** Start of STORED RECORDS **

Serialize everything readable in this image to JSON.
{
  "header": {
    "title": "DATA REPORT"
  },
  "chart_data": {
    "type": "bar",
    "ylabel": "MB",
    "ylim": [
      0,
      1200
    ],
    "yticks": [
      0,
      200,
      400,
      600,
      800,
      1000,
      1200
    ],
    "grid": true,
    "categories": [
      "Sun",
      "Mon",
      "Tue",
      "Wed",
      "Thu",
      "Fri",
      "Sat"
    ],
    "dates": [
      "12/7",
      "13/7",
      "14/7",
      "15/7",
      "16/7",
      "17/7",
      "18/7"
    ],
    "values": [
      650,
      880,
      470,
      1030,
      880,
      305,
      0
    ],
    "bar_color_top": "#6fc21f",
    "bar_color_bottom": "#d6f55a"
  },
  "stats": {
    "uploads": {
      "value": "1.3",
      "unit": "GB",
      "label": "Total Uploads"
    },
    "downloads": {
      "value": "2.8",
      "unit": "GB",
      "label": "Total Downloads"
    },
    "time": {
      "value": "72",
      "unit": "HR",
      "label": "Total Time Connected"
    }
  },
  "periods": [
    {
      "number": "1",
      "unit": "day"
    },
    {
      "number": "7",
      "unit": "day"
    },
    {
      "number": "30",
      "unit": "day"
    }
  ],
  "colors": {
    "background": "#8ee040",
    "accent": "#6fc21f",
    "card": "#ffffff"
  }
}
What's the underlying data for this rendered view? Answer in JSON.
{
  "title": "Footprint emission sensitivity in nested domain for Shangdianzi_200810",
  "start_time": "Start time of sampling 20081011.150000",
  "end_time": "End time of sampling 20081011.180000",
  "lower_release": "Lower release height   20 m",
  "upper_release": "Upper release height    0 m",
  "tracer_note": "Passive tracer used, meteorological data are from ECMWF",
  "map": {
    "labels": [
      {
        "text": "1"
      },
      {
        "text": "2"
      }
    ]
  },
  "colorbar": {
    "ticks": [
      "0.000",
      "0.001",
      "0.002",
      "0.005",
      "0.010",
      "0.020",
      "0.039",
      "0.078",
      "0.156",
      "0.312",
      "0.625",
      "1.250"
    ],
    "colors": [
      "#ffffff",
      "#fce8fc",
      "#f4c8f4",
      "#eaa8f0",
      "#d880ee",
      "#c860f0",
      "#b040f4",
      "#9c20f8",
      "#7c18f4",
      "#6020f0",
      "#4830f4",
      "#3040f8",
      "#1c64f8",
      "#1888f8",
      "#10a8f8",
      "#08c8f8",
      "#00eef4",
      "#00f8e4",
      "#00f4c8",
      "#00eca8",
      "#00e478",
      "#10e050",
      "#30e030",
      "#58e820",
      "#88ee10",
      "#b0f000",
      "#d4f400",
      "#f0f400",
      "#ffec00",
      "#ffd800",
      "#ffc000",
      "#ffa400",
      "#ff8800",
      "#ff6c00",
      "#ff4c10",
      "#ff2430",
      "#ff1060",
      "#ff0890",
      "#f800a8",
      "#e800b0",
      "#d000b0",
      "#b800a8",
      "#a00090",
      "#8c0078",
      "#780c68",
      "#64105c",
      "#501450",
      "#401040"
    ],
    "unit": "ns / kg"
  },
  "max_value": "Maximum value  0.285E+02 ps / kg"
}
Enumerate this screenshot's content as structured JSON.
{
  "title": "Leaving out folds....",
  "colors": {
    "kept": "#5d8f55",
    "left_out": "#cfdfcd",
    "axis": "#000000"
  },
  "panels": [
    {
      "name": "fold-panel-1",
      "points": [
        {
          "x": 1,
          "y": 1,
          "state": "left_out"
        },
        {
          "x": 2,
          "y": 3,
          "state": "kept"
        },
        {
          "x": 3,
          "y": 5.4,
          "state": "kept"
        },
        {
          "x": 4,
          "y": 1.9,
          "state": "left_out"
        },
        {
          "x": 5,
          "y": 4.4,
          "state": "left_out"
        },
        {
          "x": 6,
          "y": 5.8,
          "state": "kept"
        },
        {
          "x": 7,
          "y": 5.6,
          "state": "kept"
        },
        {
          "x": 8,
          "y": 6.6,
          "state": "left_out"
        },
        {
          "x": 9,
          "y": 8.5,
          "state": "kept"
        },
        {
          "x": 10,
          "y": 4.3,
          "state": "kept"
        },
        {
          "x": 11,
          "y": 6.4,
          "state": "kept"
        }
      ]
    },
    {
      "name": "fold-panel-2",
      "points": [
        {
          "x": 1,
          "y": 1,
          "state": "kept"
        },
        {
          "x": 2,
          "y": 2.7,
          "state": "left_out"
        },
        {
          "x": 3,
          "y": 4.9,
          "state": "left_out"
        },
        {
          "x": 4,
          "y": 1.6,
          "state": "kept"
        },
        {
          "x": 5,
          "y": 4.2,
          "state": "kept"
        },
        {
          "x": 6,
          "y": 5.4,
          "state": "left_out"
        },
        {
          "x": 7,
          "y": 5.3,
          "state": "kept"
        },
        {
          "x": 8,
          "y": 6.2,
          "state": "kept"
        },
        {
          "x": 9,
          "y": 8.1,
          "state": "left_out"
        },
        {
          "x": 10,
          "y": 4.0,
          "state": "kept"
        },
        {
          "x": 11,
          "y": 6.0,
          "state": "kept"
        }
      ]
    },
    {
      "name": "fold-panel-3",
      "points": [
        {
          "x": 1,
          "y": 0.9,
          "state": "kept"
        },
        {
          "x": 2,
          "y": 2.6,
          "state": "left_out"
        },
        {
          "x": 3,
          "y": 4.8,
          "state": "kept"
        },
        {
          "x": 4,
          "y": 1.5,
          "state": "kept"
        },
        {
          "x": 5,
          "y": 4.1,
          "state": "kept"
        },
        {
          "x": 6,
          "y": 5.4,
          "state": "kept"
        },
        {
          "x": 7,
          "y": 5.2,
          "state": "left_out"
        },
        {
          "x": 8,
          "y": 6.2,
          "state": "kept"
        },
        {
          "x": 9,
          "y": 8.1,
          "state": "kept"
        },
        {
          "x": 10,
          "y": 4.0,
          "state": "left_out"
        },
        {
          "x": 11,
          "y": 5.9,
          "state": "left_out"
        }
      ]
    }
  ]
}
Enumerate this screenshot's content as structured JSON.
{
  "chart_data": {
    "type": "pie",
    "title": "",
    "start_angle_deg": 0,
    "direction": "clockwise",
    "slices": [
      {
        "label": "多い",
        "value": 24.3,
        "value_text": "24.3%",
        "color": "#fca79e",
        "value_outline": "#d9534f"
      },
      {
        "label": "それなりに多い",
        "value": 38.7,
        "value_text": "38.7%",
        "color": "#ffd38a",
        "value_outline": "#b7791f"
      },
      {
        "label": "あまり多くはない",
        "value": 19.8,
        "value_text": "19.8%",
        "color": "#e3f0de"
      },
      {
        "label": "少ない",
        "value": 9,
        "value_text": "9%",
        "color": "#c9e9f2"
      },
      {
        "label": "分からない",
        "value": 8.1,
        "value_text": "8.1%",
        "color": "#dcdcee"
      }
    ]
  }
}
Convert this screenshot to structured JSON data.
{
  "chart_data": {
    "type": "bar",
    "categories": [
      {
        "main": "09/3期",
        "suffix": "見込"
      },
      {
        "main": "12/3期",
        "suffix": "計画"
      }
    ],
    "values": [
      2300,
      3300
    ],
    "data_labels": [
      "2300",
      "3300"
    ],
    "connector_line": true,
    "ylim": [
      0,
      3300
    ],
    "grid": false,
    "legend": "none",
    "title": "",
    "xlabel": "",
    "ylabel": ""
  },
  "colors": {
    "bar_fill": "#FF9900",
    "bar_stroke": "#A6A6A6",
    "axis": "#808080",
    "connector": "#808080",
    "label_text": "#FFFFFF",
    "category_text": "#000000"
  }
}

** End of STORED RECORDS **

→ AIM OF THE EXERCISE
Repeat the whole listing exactly, keeping every line intact.

→ THE ANSWER
Serialize everything readable in this image to JSON.
{
  "header": {
    "title": "DATA REPORT"
  },
  "chart_data": {
    "type": "bar",
    "ylabel": "MB",
    "ylim": [
      0,
      1200
    ],
    "yticks": [
      0,
      200,
      400,
      600,
      800,
      1000,
      1200
    ],
    "grid": true,
    "categories": [
      "Sun",
      "Mon",
      "Tue",
      "Wed",
      "Thu",
      "Fri",
      "Sat"
    ],
    "dates": [
      "12/7",
      "13/7",
      "14/7",
      "15/7",
      "16/7",
      "17/7",
      "18/7"
    ],
    "values": [
      650,
      880,
      470,
      1030,
      880,
      305,
      0
    ],
    "bar_color_top": "#6fc21f",
    "bar_color_bottom": "#d6f55a"
  },
  "stats": {
    "uploads": {
      "value": "1.3",
      "unit": "GB",
      "label": "Total Uploads"
    },
    "downloads": {
      "value": "2.8",
      "unit": "GB",
      "label": "Total Downloads"
    },
    "time": {
      "value": "72",
      "unit": "HR",
      "label": "Total Time Connected"
    }
  },
  "periods": [
    {
      "number": "1",
      "unit": "day"
    },
    {
      "number": "7",
      "unit": "day"
    },
    {
      "number": "30",
      "unit": "day"
    }
  ],
  "colors": {
    "background": "#8ee040",
    "accent": "#6fc21f",
    "card": "#ffffff"
  }
}
What's the underlying data for this rendered view? Answer in JSON.
{
  "title": "Footprint emission sensitivity in nested domain for Shangdianzi_200810",
  "start_time": "Start time of sampling 20081011.150000",
  "end_time": "End time of sampling 20081011.180000",
  "lower_release": "Lower release height   20 m",
  "upper_release": "Upper release height    0 m",
  "tracer_note": "Passive tracer used, meteorological data are from ECMWF",
  "map": {
    "labels": [
      {
        "text": "1"
      },
      {
        "text": "2"
      }
    ]
  },
  "colorbar": {
    "ticks": [
      "0.000",
      "0.001",
      "0.002",
      "0.005",
      "0.010",
      "0.020",
      "0.039",
      "0.078",
      "0.156",
      "0.312",
      "0.625",
      "1.250"
    ],
    "colors": [
      "#ffffff",
      "#fce8fc",
      "#f4c8f4",
      "#eaa8f0",
      "#d880ee",
      "#c860f0",
      "#b040f4",
      "#9c20f8",
      "#7c18f4",
      "#6020f0",
      "#4830f4",
      "#3040f8",
      "#1c64f8",
      "#1888f8",
      "#10a8f8",
      "#08c8f8",
      "#00eef4",
      "#00f8e4",
      "#00f4c8",
      "#00eca8",
      "#00e478",
      "#10e050",
      "#30e030",
      "#58e820",
      "#88ee10",
      "#b0f000",
      "#d4f400",
      "#f0f400",
      "#ffec00",
      "#ffd800",
      "#ffc000",
      "#ffa400",
      "#ff8800",
      "#ff6c00",
      "#ff4c10",
      "#ff2430",
      "#ff1060",
      "#ff0890",
      "#f800a8",
      "#e800b0",
      "#d000b0",
      "#b800a8",
      "#a00090",
      "#8c0078",
      "#780c68",
      "#64105c",
      "#501450",
      "#401040"
    ],
    "unit": "ns / kg"
  },
  "max_value": "Maximum value  0.285E+02 ps / kg"
}
Enumerate this screenshot's content as structured JSON.
{
  "title": "Leaving out folds....",
  "colors": {
    "kept": "#5d8f55",
    "left_out": "#cfdfcd",
    "axis": "#000000"
  },
  "panels": [
    {
      "name": "fold-panel-1",
      "points": [
        {
          "x": 1,
          "y": 1,
          "state": "left_out"
        },
        {
          "x": 2,
          "y": 3,
          "state": "kept"
        },
        {
          "x": 3,
          "y": 5.4,
          "state": "kept"
        },
        {
          "x": 4,
          "y": 1.9,
          "state": "left_out"
        },
        {
          "x": 5,
          "y": 4.4,
          "state": "left_out"
        },
        {
          "x": 6,
          "y": 5.8,
          "state": "kept"
        },
        {
          "x": 7,
          "y": 5.6,
          "state": "kept"
        },
        {
          "x": 8,
          "y": 6.6,
          "state": "left_out"
        },
        {
          "x": 9,
          "y": 8.5,
          "state": "kept"
        },
        {
          "x": 10,
          "y": 4.3,
          "state": "kept"
        },
        {
          "x": 11,
          "y": 6.4,
          "state": "kept"
        }
      ]
    },
    {
      "name": "fold-panel-2",
      "points": [
        {
          "x": 1,
          "y": 1,
          "state": "kept"
        },
        {
          "x": 2,
          "y": 2.7,
          "state": "left_out"
        },
        {
          "x": 3,
          "y": 4.9,
          "state": "left_out"
        },
        {
          "x": 4,
          "y": 1.6,
          "state": "kept"
        },
        {
          "x": 5,
          "y": 4.2,
          "state": "kept"
        },
        {
          "x": 6,
          "y": 5.4,
          "state": "left_out"
        },
        {
          "x": 7,
          "y": 5.3,
          "state": "kept"
        },
        {
          "x": 8,
          "y": 6.2,
          "state": "kept"
        },
        {
          "x": 9,
          "y": 8.1,
          "state": "left_out"
        },
        {
          "x": 10,
          "y": 4.0,
          "state": "kept"
        },
        {
          "x": 11,
          "y": 6.0,
          "state": "kept"
        }
      ]
    },
    {
      "name": "fold-panel-3",
      "points": [
        {
          "x": 1,
          "y": 0.9,
          "state": "kept"
        },
        {
          "x": 2,
          "y": 2.6,
          "state": "left_out"
        },
        {
          "x": 3,
          "y": 4.8,
          "state": "kept"
        },
        {
          "x": 4,
          "y": 1.5,
          "state": "kept"
        },
        {
          "x": 5,
          "y": 4.1,
          "state": "kept"
        },
        {
          "x": 6,
          "y": 5.4,
          "state": "kept"
        },
        {
          "x": 7,
          "y": 5.2,
          "state": "left_out"
        },
        {
          "x": 8,
          "y": 6.2,
          "state": "kept"
        },
        {
          "x": 9,
          "y": 8.1,
          "state": "kept"
        },
        {
          "x": 10,
          "y": 4.0,
          "state": "left_out"
        },
        {
          "x": 11,
          "y": 5.9,
          "state": "left_out"
        }
      ]
    }
  ]
}
Enumerate this screenshot's content as structured JSON.
{
  "chart_data": {
    "type": "pie",
    "title": "",
    "start_angle_deg": 0,
    "direction": "clockwise",
    "slices": [
      {
        "label": "多い",
        "value": 24.3,
        "value_text": "24.3%",
        "color": "#fca79e",
        "value_outline": "#d9534f"
      },
      {
        "label": "それなりに多い",
        "value": 38.7,
        "value_text": "38.7%",
        "color": "#ffd38a",
        "value_outline": "#b7791f"
      },
      {
        "label": "あまり多くはない",
        "value": 19.8,
        "value_text": "19.8%",
        "color": "#e3f0de"
      },
      {
        "label": "少ない",
        "value": 9,
        "value_text": "9%",
        "color": "#c9e9f2"
      },
      {
        "label": "分からない",
        "value": 8.1,
        "value_text": "8.1%",
        "color": "#dcdcee"
      }
    ]
  }
}
Convert this screenshot to structured JSON data.
{
  "chart_data": {
    "type": "bar",
    "categories": [
      {
        "main": "09/3期",
        "suffix": "見込"
      },
      {
        "main": "12/3期",
        "suffix": "計画"
      }
    ],
    "values": [
      2300,
      3300
    ],
    "data_labels": [
      "2300",
      "3300"
    ],
    "connector_line": true,
    "ylim": [
      0,
      3300
    ],
    "grid": false,
    "legend": "none",
    "title": "",
    "xlabel": "",
    "ylabel": ""
  },
  "colors": {
    "bar_fill": "#FF9900",
    "bar_stroke": "#A6A6A6",
    "axis": "#808080",
    "connector": "#808080",
    "label_text": "#FFFFFF",
    "category_text": "#000000"
  }
}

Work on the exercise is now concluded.